[START OF GIVEN ENTRIES]
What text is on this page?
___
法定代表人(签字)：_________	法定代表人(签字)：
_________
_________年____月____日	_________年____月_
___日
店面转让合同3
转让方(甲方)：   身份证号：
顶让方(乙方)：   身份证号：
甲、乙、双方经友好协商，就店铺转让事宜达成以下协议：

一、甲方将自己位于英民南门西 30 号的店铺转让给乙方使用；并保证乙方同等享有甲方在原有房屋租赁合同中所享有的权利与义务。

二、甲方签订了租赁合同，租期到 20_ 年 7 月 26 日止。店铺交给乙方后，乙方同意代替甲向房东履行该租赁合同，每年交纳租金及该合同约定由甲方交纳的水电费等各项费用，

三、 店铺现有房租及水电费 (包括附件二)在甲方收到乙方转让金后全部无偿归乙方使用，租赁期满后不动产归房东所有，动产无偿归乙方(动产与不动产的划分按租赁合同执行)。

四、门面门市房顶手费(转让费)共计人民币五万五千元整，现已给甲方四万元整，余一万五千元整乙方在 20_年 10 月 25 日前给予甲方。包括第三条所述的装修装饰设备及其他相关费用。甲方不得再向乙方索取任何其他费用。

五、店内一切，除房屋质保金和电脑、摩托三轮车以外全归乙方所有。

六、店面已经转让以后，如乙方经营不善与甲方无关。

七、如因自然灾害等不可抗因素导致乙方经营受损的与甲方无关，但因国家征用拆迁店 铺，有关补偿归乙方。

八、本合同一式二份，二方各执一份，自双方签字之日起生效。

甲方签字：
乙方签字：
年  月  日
[END OF GIVEN ENTRIES]
• _WORK TO DO_:
Make an exact copy of every entry.

• _WORKED SOLUTION_:
What text is on this page?
___
法定代表人(签字)：_________	法定代表人(签字)：
_________
_________年____月____日	_________年____月_
___日
店面转让合同3
转让方(甲方)：   身份证号：
顶让方(乙方)：   身份证号：
甲、乙、双方经友好协商，就店铺转让事宜达成以下协议：

一、甲方将自己位于英民南门西 30 号的店铺转让给乙方使用；并保证乙方同等享有甲方在原有房屋租赁合同中所享有的权利与义务。

二、甲方签订了租赁合同，租期到 20_ 年 7 月 26 日止。店铺交给乙方后，乙方同意代替甲向房东履行该租赁合同，每年交纳租金及该合同约定由甲方交纳的水电费等各项费用，

三、 店铺现有房租及水电费 (包括附件二)在甲方收到乙方转让金后全部无偿归乙方使用，租赁期满后不动产归房东所有，动产无偿归乙方(动产与不动产的划分按租赁合同执行)。

四、门面门市房顶手费(转让费)共计人民币五万五千元整，现已给甲方四万元整，余一万五千元整乙方在 20_年 10 月 25 日前给予甲方。包括第三条所述的装修装饰设备及其他相关费用。甲方不得再向乙方索取任何其他费用。

五、店内一切，除房屋质保金和电脑、摩托三轮车以外全归乙方所有。

六、店面已经转让以后，如乙方经营不善与甲方无关。

七、如因自然灾害等不可抗因素导致乙方经营受损的与甲方无关，但因国家征用拆迁店 铺，有关补偿归乙方。

八、本合同一式二份，二方各执一份，自双方签字之日起生效。

甲方签字：
乙方签字：
年  月  日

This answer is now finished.